::: INFORMATION GIVEN :::
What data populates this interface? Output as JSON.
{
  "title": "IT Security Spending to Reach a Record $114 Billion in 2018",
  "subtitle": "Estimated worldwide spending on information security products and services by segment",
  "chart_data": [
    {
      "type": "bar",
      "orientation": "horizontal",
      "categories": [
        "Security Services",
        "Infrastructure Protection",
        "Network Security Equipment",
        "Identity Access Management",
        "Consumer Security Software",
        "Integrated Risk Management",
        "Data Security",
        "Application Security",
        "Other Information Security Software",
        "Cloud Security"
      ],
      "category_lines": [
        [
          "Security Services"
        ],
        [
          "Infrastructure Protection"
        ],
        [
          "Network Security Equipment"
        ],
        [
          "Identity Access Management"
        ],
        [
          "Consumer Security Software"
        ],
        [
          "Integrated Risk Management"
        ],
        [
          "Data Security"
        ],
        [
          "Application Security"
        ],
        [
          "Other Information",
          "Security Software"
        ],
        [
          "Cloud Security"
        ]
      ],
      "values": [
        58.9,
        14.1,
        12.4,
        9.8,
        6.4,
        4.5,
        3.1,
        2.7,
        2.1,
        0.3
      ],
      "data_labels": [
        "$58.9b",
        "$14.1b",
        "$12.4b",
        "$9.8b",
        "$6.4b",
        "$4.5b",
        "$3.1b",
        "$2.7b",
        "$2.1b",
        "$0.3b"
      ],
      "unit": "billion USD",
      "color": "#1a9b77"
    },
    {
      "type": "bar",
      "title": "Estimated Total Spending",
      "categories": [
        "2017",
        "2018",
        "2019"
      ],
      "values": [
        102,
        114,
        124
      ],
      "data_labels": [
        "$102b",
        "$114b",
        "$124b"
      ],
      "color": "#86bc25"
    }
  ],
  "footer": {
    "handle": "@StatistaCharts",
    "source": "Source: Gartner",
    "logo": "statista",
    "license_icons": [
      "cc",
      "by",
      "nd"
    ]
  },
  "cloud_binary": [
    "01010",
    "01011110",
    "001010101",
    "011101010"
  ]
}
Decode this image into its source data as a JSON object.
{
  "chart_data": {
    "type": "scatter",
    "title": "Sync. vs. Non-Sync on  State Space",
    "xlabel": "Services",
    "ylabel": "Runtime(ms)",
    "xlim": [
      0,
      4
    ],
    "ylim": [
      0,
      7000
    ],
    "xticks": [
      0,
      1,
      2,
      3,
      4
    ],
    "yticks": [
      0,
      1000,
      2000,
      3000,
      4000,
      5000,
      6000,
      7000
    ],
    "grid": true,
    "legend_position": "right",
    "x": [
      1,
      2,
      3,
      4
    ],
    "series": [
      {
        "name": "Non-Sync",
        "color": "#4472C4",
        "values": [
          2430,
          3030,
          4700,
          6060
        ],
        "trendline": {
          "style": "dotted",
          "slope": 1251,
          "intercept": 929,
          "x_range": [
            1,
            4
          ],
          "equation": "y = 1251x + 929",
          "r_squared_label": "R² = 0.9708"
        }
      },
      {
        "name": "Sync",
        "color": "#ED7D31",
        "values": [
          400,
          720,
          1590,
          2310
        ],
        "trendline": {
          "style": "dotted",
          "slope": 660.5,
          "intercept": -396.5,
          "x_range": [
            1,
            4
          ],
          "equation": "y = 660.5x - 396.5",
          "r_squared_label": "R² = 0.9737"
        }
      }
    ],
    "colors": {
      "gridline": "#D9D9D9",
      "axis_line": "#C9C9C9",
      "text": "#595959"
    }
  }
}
:::
TASK TO CARRY OUT:
Pick out each line that holds the string "Consumer".

FULL ANSWER:
        "Consumer Security Software",
          "Consumer Security Software"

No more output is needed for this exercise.